## [REQUIRED TASK]
Give only the number of lines below that contain the word "star".

## [MATERIAL TO PROCESS]
+++

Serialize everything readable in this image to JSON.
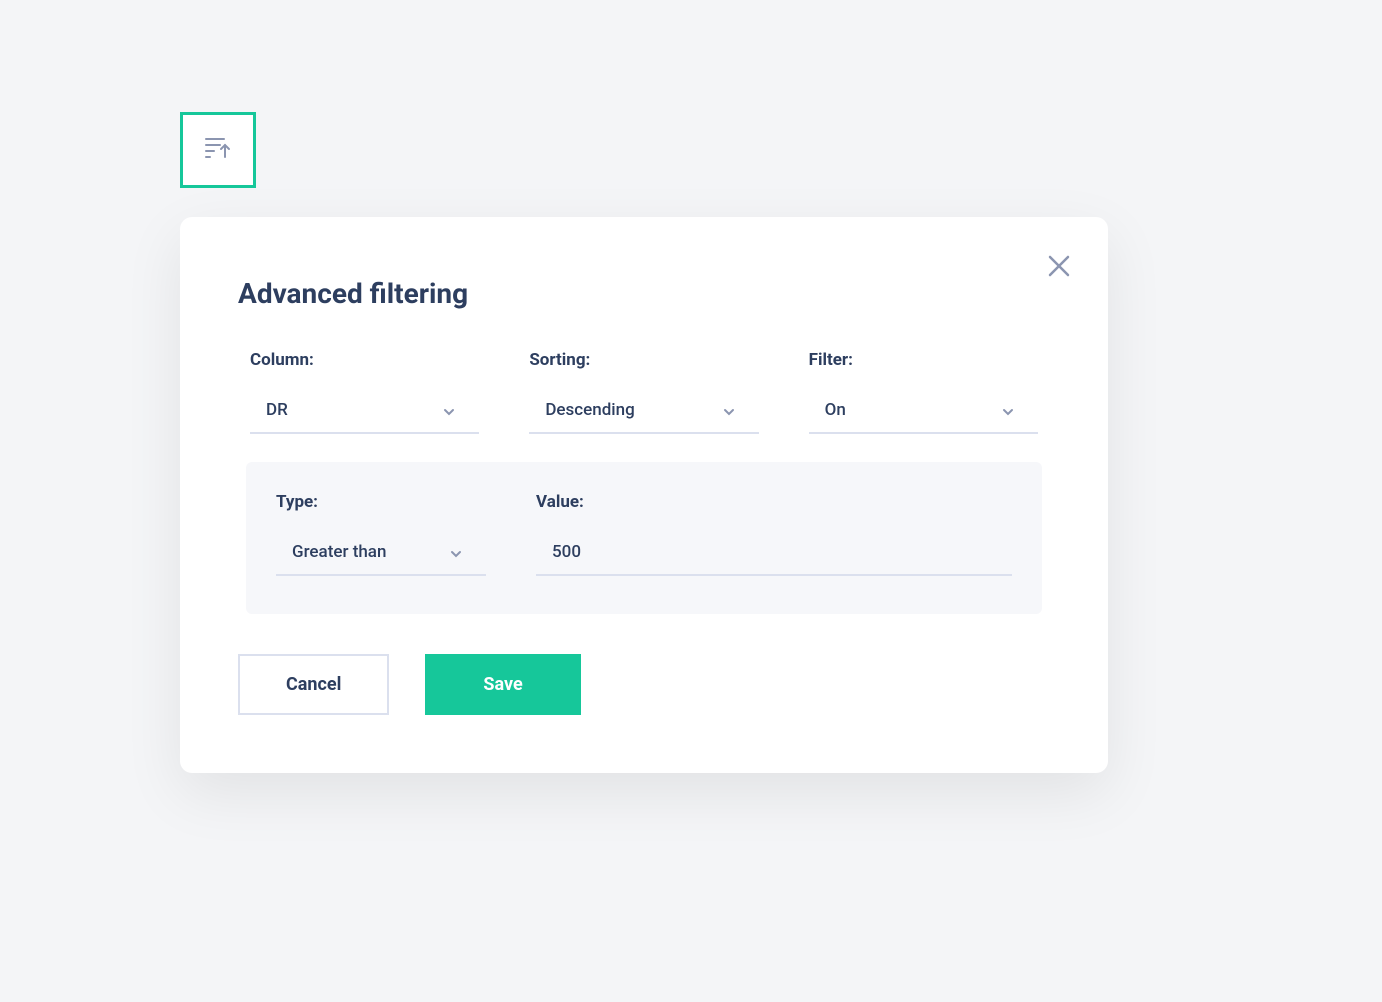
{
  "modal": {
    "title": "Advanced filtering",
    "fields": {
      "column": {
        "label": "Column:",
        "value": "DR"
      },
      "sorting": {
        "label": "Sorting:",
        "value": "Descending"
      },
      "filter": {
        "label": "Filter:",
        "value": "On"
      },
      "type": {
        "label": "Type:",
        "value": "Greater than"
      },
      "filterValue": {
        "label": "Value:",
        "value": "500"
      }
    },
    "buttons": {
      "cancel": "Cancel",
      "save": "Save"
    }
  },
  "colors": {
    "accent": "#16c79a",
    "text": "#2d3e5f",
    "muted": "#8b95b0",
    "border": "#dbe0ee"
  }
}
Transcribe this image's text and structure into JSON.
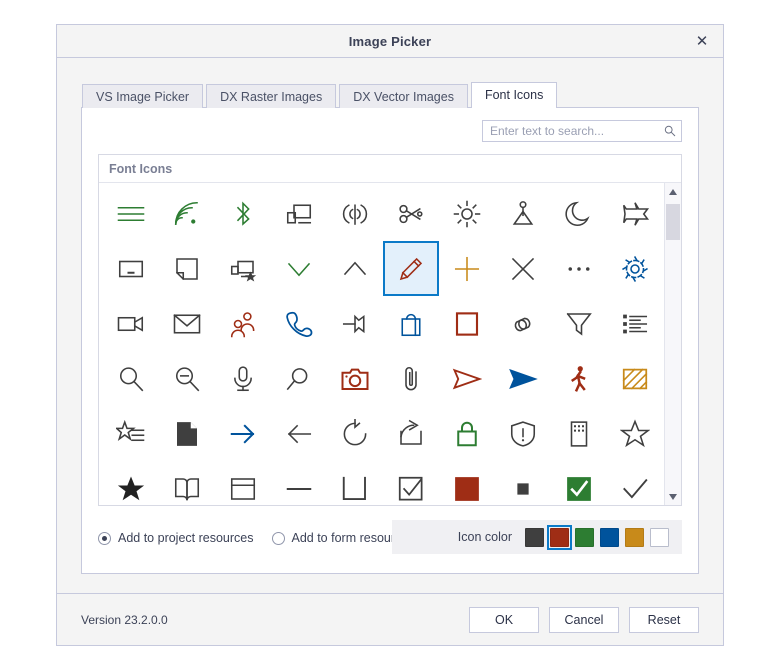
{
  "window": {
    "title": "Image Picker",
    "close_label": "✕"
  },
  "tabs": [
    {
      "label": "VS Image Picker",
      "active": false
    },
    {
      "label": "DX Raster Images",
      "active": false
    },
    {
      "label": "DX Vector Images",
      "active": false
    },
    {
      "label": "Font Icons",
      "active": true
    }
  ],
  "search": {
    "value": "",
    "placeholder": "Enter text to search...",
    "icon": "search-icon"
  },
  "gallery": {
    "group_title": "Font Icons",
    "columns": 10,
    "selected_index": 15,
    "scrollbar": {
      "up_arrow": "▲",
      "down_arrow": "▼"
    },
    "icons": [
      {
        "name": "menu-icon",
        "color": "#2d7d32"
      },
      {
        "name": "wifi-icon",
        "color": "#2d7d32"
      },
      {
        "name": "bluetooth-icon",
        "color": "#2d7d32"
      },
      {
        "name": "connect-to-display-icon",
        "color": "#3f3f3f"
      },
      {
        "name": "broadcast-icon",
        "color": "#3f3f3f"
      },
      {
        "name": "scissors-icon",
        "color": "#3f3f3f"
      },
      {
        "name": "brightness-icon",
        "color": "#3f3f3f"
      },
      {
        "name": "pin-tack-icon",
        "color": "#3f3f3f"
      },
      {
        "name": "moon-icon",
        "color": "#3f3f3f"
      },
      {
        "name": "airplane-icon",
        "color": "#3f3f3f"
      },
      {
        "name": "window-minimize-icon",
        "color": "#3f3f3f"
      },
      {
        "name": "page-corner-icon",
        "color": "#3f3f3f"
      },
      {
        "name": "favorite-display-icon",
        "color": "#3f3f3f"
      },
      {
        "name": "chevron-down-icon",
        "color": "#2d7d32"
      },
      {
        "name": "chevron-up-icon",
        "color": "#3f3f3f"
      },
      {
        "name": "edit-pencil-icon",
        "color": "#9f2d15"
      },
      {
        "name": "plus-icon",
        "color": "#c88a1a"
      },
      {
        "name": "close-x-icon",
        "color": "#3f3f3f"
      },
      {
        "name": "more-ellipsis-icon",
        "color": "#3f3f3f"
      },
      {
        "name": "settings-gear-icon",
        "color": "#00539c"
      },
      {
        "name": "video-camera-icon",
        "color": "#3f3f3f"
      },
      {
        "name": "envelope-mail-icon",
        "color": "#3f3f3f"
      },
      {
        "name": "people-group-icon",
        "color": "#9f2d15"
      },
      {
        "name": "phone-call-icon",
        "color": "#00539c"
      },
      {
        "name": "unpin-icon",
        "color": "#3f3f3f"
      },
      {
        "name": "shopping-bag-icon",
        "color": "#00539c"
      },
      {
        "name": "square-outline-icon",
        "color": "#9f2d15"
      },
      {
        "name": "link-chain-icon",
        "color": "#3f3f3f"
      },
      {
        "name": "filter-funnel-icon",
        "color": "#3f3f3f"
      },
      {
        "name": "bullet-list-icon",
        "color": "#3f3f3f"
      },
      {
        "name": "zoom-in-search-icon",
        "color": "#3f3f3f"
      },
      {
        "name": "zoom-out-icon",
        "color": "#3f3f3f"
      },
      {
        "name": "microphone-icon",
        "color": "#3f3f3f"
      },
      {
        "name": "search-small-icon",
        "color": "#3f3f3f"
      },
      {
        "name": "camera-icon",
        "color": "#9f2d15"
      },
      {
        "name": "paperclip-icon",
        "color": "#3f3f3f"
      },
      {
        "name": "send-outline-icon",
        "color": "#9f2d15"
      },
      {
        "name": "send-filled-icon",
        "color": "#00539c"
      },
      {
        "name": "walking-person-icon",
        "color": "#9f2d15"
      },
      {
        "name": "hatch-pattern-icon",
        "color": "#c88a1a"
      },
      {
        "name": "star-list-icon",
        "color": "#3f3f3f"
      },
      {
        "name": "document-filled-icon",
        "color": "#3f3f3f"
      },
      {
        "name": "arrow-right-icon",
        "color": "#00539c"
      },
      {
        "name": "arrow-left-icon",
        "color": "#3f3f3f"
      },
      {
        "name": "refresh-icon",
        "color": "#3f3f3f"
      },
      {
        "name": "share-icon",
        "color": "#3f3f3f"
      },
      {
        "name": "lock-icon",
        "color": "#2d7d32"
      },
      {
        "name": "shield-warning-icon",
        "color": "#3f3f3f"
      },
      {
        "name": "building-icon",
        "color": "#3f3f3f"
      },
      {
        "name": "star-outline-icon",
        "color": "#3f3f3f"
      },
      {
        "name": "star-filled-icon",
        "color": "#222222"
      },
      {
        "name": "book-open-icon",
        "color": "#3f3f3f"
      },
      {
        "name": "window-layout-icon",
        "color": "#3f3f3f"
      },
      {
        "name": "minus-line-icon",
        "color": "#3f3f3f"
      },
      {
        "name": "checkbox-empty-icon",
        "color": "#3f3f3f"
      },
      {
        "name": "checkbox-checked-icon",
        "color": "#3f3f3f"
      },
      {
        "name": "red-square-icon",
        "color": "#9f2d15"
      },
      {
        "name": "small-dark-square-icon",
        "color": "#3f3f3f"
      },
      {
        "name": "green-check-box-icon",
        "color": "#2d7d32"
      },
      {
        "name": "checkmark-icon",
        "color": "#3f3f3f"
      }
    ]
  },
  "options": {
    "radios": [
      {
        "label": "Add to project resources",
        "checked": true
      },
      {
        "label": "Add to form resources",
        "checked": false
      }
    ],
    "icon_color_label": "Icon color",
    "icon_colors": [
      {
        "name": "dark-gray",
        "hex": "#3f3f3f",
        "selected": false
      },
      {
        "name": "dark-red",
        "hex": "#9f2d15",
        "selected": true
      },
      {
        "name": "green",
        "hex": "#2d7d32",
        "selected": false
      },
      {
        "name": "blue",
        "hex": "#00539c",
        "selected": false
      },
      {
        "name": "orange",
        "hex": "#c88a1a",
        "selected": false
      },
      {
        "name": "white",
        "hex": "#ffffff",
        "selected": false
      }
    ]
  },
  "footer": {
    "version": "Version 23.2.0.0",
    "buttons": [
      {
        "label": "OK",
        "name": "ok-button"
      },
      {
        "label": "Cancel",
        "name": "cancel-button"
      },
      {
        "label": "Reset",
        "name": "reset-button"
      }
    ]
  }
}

+++

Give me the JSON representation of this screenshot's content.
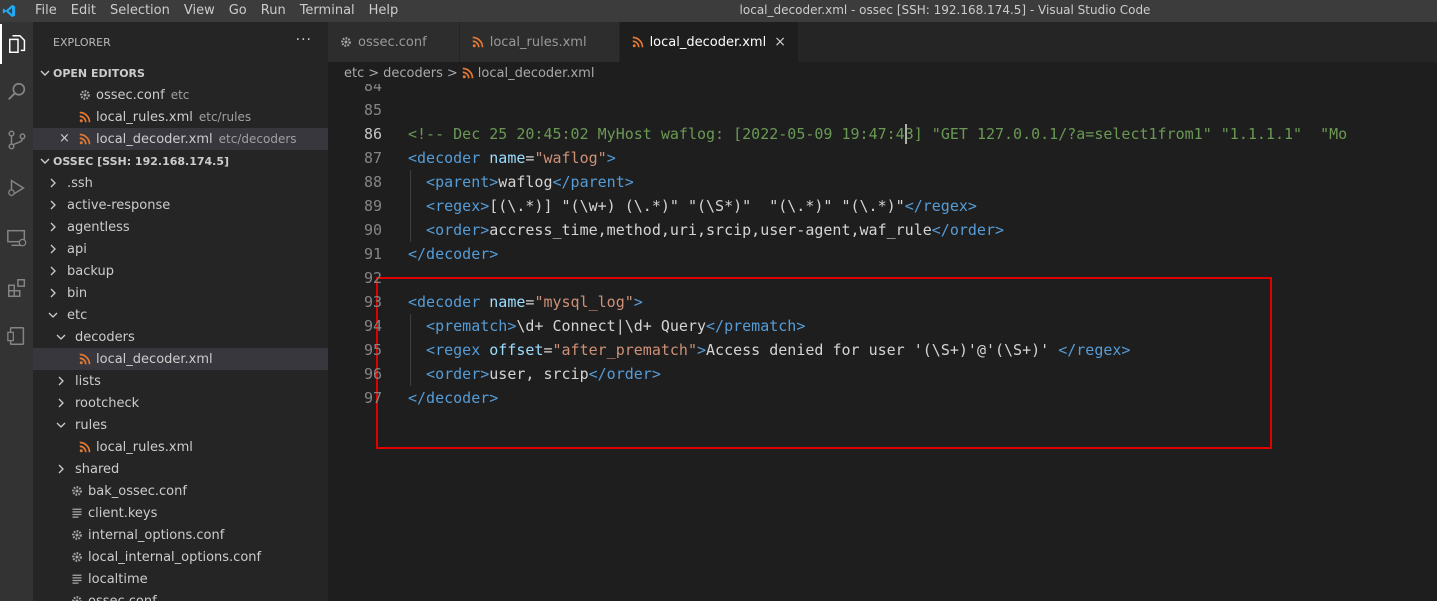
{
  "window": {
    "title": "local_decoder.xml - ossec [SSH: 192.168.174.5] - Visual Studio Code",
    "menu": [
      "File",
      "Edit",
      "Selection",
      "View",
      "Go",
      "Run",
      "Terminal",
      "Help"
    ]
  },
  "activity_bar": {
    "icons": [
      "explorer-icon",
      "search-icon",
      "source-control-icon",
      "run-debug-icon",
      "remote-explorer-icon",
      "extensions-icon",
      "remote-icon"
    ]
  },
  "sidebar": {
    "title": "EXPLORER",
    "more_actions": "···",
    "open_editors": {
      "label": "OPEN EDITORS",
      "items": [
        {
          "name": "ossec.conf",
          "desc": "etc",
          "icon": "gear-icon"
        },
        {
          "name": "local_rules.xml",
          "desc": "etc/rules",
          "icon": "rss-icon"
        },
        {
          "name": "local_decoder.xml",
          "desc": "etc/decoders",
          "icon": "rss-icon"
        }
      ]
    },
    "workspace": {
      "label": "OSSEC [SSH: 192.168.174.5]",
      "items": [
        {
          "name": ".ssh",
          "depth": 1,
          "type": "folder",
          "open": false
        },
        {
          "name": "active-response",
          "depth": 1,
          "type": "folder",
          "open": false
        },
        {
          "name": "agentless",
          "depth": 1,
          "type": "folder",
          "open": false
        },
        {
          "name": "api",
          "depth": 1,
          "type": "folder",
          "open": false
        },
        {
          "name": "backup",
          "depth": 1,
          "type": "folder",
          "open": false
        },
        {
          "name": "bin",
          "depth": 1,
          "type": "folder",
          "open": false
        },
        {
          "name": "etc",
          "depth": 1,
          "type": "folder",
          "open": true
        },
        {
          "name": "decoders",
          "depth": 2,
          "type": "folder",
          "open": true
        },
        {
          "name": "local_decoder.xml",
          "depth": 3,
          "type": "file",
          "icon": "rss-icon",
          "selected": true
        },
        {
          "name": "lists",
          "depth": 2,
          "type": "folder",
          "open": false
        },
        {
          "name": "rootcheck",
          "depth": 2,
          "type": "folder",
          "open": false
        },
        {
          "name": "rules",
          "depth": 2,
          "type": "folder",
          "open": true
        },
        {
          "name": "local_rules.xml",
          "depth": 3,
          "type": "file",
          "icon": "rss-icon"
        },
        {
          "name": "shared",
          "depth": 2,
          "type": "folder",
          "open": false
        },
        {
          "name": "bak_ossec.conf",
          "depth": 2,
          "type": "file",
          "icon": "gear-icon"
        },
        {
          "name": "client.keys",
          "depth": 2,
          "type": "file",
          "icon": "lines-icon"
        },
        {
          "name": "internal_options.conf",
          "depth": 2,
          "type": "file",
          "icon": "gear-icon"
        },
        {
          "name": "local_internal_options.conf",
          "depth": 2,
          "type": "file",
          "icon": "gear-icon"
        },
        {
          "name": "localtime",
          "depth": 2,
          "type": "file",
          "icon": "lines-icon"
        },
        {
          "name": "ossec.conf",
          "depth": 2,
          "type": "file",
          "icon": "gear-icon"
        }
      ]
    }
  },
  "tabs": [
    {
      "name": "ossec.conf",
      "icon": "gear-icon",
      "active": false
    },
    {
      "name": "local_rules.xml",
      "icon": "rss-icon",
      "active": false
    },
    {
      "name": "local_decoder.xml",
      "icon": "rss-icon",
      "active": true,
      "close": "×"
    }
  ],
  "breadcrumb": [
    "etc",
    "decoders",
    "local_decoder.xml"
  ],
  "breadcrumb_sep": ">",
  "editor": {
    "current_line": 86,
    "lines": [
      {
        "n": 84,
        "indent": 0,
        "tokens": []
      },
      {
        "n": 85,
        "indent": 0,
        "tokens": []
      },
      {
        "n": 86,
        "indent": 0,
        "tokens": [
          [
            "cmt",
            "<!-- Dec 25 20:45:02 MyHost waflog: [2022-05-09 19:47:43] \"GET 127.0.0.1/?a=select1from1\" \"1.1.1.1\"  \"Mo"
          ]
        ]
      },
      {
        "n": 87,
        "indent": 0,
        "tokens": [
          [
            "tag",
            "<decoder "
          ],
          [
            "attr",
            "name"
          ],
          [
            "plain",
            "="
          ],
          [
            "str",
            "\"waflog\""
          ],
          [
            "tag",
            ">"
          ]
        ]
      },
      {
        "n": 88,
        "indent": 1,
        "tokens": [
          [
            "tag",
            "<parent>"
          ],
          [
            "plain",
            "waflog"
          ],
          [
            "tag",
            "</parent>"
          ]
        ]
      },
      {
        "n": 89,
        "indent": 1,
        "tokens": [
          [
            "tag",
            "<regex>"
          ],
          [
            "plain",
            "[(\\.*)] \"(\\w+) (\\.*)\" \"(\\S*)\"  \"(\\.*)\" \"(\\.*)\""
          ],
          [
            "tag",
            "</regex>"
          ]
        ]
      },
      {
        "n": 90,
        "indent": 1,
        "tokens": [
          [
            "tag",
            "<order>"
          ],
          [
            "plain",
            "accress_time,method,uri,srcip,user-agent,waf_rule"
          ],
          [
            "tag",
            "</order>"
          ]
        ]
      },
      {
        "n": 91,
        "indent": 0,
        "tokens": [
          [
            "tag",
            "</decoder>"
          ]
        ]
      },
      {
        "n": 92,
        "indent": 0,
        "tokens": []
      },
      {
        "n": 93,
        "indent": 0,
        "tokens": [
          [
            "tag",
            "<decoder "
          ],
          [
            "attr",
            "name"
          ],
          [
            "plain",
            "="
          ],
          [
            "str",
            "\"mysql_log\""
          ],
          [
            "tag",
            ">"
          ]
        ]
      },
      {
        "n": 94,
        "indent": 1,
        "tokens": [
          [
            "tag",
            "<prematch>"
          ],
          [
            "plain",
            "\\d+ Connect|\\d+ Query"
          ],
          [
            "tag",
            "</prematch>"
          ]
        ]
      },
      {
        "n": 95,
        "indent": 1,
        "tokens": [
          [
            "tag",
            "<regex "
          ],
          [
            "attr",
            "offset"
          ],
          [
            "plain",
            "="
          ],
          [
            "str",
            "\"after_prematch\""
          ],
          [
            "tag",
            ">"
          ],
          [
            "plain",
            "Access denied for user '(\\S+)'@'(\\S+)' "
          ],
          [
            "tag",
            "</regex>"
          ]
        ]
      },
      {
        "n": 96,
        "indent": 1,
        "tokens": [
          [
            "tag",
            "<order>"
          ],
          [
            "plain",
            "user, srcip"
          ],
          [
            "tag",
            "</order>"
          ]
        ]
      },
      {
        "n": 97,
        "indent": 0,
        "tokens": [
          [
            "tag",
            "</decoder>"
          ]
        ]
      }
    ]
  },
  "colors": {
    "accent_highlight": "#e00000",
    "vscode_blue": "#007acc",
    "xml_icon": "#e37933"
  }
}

+++

## [REPLY]
3